* Begin Dataset entries *

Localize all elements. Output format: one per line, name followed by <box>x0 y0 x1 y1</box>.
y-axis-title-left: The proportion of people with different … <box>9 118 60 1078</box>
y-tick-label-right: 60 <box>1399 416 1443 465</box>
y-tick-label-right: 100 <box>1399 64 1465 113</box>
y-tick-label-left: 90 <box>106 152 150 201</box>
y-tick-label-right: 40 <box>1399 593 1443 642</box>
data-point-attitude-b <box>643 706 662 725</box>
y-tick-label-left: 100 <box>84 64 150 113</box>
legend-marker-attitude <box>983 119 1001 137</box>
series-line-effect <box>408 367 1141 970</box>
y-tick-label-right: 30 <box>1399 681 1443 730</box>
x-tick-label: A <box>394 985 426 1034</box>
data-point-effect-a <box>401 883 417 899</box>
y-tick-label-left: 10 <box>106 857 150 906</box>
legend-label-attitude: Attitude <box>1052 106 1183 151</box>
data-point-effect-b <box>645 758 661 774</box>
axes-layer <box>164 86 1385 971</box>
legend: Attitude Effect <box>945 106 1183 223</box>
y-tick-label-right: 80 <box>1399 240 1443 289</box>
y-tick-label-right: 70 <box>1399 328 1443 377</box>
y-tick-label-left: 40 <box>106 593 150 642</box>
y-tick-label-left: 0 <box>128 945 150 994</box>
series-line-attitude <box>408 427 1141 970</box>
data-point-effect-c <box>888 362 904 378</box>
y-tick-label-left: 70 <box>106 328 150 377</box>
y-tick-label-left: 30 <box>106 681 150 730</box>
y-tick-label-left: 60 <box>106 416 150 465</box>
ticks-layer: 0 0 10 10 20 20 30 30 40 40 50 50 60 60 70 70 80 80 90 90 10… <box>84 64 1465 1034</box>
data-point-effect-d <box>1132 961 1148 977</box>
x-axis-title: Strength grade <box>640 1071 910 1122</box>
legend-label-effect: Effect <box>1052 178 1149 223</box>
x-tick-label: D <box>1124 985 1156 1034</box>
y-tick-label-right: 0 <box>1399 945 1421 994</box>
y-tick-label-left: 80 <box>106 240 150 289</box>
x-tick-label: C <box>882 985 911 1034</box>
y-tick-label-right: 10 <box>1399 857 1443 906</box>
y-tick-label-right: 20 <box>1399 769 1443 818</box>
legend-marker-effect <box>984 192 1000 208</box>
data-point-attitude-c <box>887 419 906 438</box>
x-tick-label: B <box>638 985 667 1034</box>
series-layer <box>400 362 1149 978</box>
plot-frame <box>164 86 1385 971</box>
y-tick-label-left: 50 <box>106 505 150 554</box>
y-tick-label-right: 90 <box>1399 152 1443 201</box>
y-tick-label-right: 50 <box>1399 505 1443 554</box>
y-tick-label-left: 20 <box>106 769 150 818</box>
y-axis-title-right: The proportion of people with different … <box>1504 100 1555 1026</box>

* End Dataset entries *

-- Task --
Please return all of the entries above verbatim, with every line unchanged.

-- Problem solution --
Localize all elements. Output format: one per line, name followed by <box>x0 y0 x1 y1</box>.
y-axis-title-left: The proportion of people with different … <box>9 118 60 1078</box>
y-tick-label-right: 60 <box>1399 416 1443 465</box>
y-tick-label-right: 100 <box>1399 64 1465 113</box>
y-tick-label-left: 90 <box>106 152 150 201</box>
y-tick-label-right: 40 <box>1399 593 1443 642</box>
data-point-attitude-b <box>643 706 662 725</box>
y-tick-label-left: 100 <box>84 64 150 113</box>
legend-marker-attitude <box>983 119 1001 137</box>
series-line-effect <box>408 367 1141 970</box>
y-tick-label-right: 30 <box>1399 681 1443 730</box>
x-tick-label: A <box>394 985 426 1034</box>
data-point-effect-a <box>401 883 417 899</box>
y-tick-label-left: 10 <box>106 857 150 906</box>
legend-label-attitude: Attitude <box>1052 106 1183 151</box>
data-point-effect-b <box>645 758 661 774</box>
axes-layer <box>164 86 1385 971</box>
legend: Attitude Effect <box>945 106 1183 223</box>
y-tick-label-right: 80 <box>1399 240 1443 289</box>
y-tick-label-right: 70 <box>1399 328 1443 377</box>
y-tick-label-left: 40 <box>106 593 150 642</box>
y-tick-label-left: 0 <box>128 945 150 994</box>
series-line-attitude <box>408 427 1141 970</box>
data-point-effect-c <box>888 362 904 378</box>
y-tick-label-left: 70 <box>106 328 150 377</box>
y-tick-label-left: 30 <box>106 681 150 730</box>
y-tick-label-left: 60 <box>106 416 150 465</box>
ticks-layer: 0 0 10 10 20 20 30 30 40 40 50 50 60 60 70 70 80 80 90 90 10… <box>84 64 1465 1034</box>
data-point-effect-d <box>1132 961 1148 977</box>
x-axis-title: Strength grade <box>640 1071 910 1122</box>
legend-label-effect: Effect <box>1052 178 1149 223</box>
x-tick-label: D <box>1124 985 1156 1034</box>
y-tick-label-right: 0 <box>1399 945 1421 994</box>
y-tick-label-left: 80 <box>106 240 150 289</box>
x-tick-label: C <box>882 985 911 1034</box>
y-tick-label-right: 10 <box>1399 857 1443 906</box>
y-tick-label-right: 20 <box>1399 769 1443 818</box>
legend-marker-effect <box>984 192 1000 208</box>
data-point-attitude-c <box>887 419 906 438</box>
x-tick-label: B <box>638 985 667 1034</box>
series-layer <box>400 362 1149 978</box>
plot-frame <box>164 86 1385 971</box>
y-tick-label-left: 50 <box>106 505 150 554</box>
y-tick-label-right: 90 <box>1399 152 1443 201</box>
y-tick-label-right: 50 <box>1399 505 1443 554</box>
y-tick-label-left: 20 <box>106 769 150 818</box>
y-axis-title-right: The proportion of people with different … <box>1504 100 1555 1026</box>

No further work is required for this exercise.